--- start Data provided ---
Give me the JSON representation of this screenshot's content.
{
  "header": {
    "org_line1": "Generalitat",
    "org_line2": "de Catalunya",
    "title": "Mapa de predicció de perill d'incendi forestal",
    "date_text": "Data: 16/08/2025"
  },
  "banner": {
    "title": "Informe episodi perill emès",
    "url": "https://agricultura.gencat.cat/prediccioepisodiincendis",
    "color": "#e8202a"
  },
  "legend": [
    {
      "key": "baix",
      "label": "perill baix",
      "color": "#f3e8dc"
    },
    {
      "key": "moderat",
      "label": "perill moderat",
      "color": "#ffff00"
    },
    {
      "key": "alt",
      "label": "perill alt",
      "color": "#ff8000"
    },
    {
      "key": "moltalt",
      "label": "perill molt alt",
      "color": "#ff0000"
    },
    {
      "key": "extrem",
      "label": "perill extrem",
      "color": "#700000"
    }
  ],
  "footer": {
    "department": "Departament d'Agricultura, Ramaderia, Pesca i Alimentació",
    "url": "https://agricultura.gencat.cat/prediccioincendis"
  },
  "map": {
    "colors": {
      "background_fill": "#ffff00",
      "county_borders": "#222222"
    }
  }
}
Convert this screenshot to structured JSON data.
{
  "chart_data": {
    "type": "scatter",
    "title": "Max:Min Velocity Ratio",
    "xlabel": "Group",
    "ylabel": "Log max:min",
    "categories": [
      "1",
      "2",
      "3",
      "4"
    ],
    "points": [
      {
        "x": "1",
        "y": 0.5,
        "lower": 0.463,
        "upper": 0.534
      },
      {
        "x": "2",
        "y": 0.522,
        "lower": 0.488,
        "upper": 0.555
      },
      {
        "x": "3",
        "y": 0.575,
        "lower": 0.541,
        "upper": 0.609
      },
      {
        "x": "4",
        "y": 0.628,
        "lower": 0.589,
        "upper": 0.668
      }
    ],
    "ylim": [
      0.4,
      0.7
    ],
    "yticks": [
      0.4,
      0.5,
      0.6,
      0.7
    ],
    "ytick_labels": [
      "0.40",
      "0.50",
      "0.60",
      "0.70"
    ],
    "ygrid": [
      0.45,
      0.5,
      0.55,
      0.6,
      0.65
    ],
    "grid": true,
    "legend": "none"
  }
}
--- end Data provided ---
(Set exercise) Copy each line of the data above that holds "https".

(Task solution)
    "url": "https://agricultura.gencat.cat/prediccioepisodiincendis",
    "url": "https://agricultura.gencat.cat/prediccioincendis"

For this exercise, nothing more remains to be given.